## Start Stored data

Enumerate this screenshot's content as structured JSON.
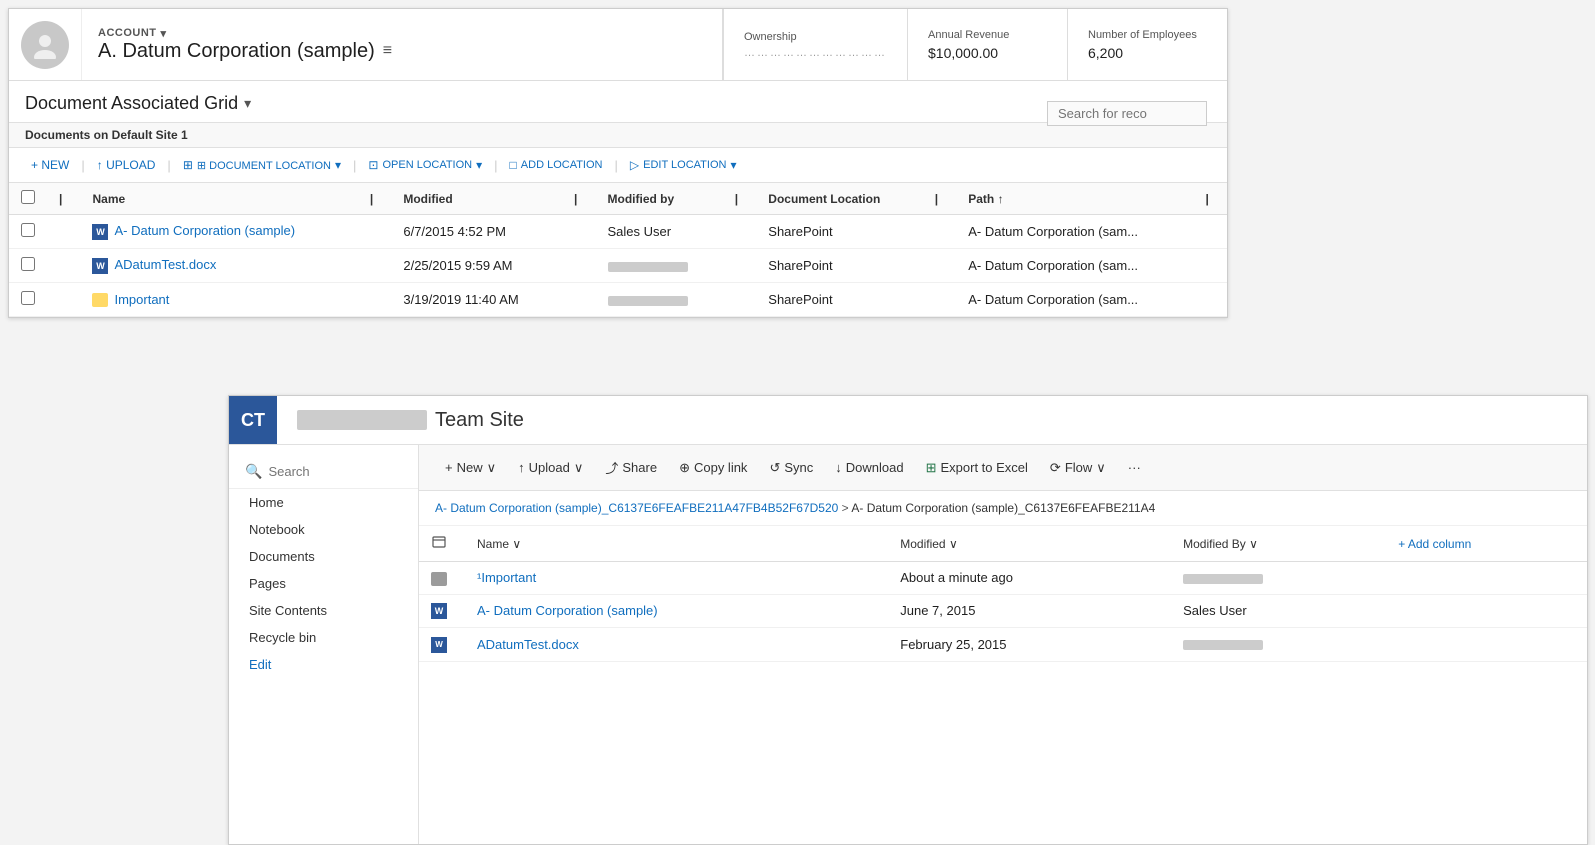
{
  "crm": {
    "account": {
      "label": "ACCOUNT",
      "name": "A. Datum Corporation (sample)",
      "ownership_label": "Ownership",
      "ownership_value": "……………………………",
      "annual_revenue_label": "Annual Revenue",
      "annual_revenue_value": "$10,000.00",
      "employees_label": "Number of Employees",
      "employees_value": "6,200"
    },
    "dag": {
      "title": "Document Associated Grid",
      "search_placeholder": "Search for reco",
      "site_bar": "Documents on Default Site 1",
      "toolbar": {
        "new": "+ NEW",
        "upload": "↑ UPLOAD",
        "document_location": "⊞ DOCUMENT LOCATION",
        "open_location": "⊡ OPEN LOCATION",
        "add_location": "□ ADD LOCATION",
        "edit_location": "▷ EDIT LOCATION"
      },
      "columns": [
        "Name",
        "Modified",
        "Modified by",
        "Document Location",
        "Path ↑"
      ],
      "rows": [
        {
          "icon": "word",
          "name": "A- Datum Corporation (sample)",
          "modified": "6/7/2015 4:52 PM",
          "modified_by": "Sales User",
          "doc_location": "SharePoint",
          "path": "A- Datum Corporation (sam..."
        },
        {
          "icon": "word",
          "name": "ADatumTest.docx",
          "modified": "2/25/2015 9:59 AM",
          "modified_by": "████████████",
          "doc_location": "SharePoint",
          "path": "A- Datum Corporation (sam..."
        },
        {
          "icon": "folder",
          "name": "Important",
          "modified": "3/19/2019 11:40 AM",
          "modified_by": "████ ████",
          "doc_location": "SharePoint",
          "path": "A- Datum Corporation (sam..."
        }
      ]
    }
  },
  "sharepoint": {
    "logo_text": "CT",
    "site_name": "Team Site",
    "site_name_blurred": true,
    "search_placeholder": "Search",
    "nav_items": [
      "Home",
      "Notebook",
      "Documents",
      "Pages",
      "Site Contents",
      "Recycle bin",
      "Edit"
    ],
    "toolbar": {
      "new": "+ New",
      "upload": "↑ Upload",
      "share": "⤴ Share",
      "copy_link": "⊕ Copy link",
      "sync": "↺ Sync",
      "download": "↓ Download",
      "export": "⊞ Export to Excel",
      "flow": "⟳ Flow",
      "more": "···"
    },
    "breadcrumb": {
      "part1": "A- Datum Corporation (sample)_C6137E6FEAFBE211A47FB4B52F67D520",
      "separator": " > ",
      "part2": "A- Datum Corporation (sample)_C6137E6FEAFBE211A4"
    },
    "table": {
      "columns": [
        "Name",
        "Modified",
        "Modified By",
        "+ Add column"
      ],
      "rows": [
        {
          "icon": "folder",
          "name": "¹Important",
          "modified": "About a minute ago",
          "modified_by_blurred": true,
          "modified_by": "████ ████"
        },
        {
          "icon": "word",
          "name": "A- Datum Corporation (sample)",
          "modified": "June 7, 2015",
          "modified_by": "Sales User",
          "modified_by_blurred": false
        },
        {
          "icon": "word-small",
          "name": "ADatumTest.docx",
          "modified": "February 25, 2015",
          "modified_by_blurred": true,
          "modified_by": "████████████"
        }
      ]
    }
  }
}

## End Stored data

* **The exercise**
Without the pictures, restate all of the entries above verbatim.

* **Result below**
Enumerate this screenshot's content as structured JSON.
{
  "crm": {
    "account": {
      "label": "ACCOUNT",
      "name": "A. Datum Corporation (sample)",
      "ownership_label": "Ownership",
      "ownership_value": "……………………………",
      "annual_revenue_label": "Annual Revenue",
      "annual_revenue_value": "$10,000.00",
      "employees_label": "Number of Employees",
      "employees_value": "6,200"
    },
    "dag": {
      "title": "Document Associated Grid",
      "search_placeholder": "Search for reco",
      "site_bar": "Documents on Default Site 1",
      "toolbar": {
        "new": "+ NEW",
        "upload": "↑ UPLOAD",
        "document_location": "⊞ DOCUMENT LOCATION",
        "open_location": "⊡ OPEN LOCATION",
        "add_location": "□ ADD LOCATION",
        "edit_location": "▷ EDIT LOCATION"
      },
      "columns": [
        "Name",
        "Modified",
        "Modified by",
        "Document Location",
        "Path ↑"
      ],
      "rows": [
        {
          "icon": "word",
          "name": "A- Datum Corporation (sample)",
          "modified": "6/7/2015 4:52 PM",
          "modified_by": "Sales User",
          "doc_location": "SharePoint",
          "path": "A- Datum Corporation (sam..."
        },
        {
          "icon": "word",
          "name": "ADatumTest.docx",
          "modified": "2/25/2015 9:59 AM",
          "modified_by": "████████████",
          "doc_location": "SharePoint",
          "path": "A- Datum Corporation (sam..."
        },
        {
          "icon": "folder",
          "name": "Important",
          "modified": "3/19/2019 11:40 AM",
          "modified_by": "████ ████",
          "doc_location": "SharePoint",
          "path": "A- Datum Corporation (sam..."
        }
      ]
    }
  },
  "sharepoint": {
    "logo_text": "CT",
    "site_name": "Team Site",
    "site_name_blurred": true,
    "search_placeholder": "Search",
    "nav_items": [
      "Home",
      "Notebook",
      "Documents",
      "Pages",
      "Site Contents",
      "Recycle bin",
      "Edit"
    ],
    "toolbar": {
      "new": "+ New",
      "upload": "↑ Upload",
      "share": "⤴ Share",
      "copy_link": "⊕ Copy link",
      "sync": "↺ Sync",
      "download": "↓ Download",
      "export": "⊞ Export to Excel",
      "flow": "⟳ Flow",
      "more": "···"
    },
    "breadcrumb": {
      "part1": "A- Datum Corporation (sample)_C6137E6FEAFBE211A47FB4B52F67D520",
      "separator": " > ",
      "part2": "A- Datum Corporation (sample)_C6137E6FEAFBE211A4"
    },
    "table": {
      "columns": [
        "Name",
        "Modified",
        "Modified By",
        "+ Add column"
      ],
      "rows": [
        {
          "icon": "folder",
          "name": "¹Important",
          "modified": "About a minute ago",
          "modified_by_blurred": true,
          "modified_by": "████ ████"
        },
        {
          "icon": "word",
          "name": "A- Datum Corporation (sample)",
          "modified": "June 7, 2015",
          "modified_by": "Sales User",
          "modified_by_blurred": false
        },
        {
          "icon": "word-small",
          "name": "ADatumTest.docx",
          "modified": "February 25, 2015",
          "modified_by_blurred": true,
          "modified_by": "████████████"
        }
      ]
    }
  }
}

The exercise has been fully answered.